• _What you should do_: In the listing below, locate the line containing "Give me a plain-text"; reproduce that line and all lines that follow it, unchanged.
===
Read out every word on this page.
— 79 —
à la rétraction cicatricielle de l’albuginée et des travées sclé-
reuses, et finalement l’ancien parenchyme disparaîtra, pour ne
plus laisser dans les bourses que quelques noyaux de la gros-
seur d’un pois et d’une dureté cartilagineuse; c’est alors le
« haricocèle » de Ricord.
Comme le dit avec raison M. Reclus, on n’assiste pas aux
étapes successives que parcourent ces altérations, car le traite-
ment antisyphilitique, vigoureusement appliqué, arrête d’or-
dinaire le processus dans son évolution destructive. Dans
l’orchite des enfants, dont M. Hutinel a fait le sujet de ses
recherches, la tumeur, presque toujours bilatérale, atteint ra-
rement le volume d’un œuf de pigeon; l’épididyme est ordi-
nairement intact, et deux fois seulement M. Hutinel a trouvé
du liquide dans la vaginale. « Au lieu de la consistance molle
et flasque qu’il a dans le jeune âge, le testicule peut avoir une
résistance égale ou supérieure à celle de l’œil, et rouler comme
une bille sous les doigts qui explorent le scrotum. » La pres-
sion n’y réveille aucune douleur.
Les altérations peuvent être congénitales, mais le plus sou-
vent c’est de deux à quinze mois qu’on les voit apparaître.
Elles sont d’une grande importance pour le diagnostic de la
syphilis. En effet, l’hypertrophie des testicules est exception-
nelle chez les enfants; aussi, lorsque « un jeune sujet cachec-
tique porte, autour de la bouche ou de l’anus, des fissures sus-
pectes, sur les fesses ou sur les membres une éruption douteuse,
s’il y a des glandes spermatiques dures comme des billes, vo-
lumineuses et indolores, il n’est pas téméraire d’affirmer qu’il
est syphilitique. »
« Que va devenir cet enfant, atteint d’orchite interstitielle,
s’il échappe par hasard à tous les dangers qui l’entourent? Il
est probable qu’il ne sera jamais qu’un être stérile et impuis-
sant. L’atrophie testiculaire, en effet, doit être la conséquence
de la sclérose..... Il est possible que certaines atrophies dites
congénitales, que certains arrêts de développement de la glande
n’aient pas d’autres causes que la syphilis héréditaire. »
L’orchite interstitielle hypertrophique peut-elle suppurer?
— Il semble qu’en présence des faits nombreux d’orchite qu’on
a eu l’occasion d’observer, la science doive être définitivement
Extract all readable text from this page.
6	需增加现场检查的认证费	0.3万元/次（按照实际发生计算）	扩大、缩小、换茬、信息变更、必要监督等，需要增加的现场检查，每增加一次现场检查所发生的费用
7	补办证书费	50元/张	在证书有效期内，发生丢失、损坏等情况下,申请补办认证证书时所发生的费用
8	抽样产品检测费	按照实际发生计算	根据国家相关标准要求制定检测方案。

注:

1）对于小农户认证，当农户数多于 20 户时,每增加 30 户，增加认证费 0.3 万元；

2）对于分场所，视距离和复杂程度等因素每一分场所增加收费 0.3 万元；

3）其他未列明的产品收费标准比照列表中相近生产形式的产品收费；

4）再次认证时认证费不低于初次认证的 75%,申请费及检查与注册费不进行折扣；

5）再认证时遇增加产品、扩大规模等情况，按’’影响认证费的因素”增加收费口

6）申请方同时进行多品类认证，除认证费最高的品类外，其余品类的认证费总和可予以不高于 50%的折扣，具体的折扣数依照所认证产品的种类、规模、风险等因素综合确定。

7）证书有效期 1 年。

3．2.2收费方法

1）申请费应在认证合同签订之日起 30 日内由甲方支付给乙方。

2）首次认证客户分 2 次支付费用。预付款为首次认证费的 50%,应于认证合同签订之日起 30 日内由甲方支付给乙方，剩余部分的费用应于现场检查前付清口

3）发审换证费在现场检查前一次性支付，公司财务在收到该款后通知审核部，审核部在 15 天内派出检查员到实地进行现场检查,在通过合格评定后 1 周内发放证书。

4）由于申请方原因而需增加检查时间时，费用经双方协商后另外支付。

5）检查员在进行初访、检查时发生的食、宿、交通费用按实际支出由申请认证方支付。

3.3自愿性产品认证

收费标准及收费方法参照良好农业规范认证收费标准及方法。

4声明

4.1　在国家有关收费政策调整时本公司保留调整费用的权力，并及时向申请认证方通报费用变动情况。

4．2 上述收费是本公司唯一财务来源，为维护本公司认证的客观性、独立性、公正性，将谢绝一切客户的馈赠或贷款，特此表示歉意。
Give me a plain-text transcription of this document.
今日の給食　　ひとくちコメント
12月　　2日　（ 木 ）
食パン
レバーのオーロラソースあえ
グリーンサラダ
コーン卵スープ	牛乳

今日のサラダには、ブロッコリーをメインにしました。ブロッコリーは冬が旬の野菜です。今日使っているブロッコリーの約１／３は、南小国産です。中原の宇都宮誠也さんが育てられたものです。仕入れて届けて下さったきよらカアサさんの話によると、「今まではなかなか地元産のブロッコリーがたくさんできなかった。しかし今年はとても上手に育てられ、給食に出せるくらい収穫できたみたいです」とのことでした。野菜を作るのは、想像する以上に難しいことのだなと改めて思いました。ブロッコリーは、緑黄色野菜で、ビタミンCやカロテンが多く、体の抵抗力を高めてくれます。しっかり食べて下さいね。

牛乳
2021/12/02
===
• _Solution for this task_:
Give me a plain-text transcription of this document.
今日の給食　　ひとくちコメント
12月　　2日　（ 木 ）
食パン
レバーのオーロラソースあえ
グリーンサラダ
コーン卵スープ	牛乳

今日のサラダには、ブロッコリーをメインにしました。ブロッコリーは冬が旬の野菜です。今日使っているブロッコリーの約１／３は、南小国産です。中原の宇都宮誠也さんが育てられたものです。仕入れて届けて下さったきよらカアサさんの話によると、「今まではなかなか地元産のブロッコリーがたくさんできなかった。しかし今年はとても上手に育てられ、給食に出せるくらい収穫できたみたいです」とのことでした。野菜を作るのは、想像する以上に難しいことのだなと改めて思いました。ブロッコリーは、緑黄色野菜で、ビタミンCやカロテンが多く、体の抵抗力を高めてくれます。しっかり食べて下さいね。

牛乳
2021/12/02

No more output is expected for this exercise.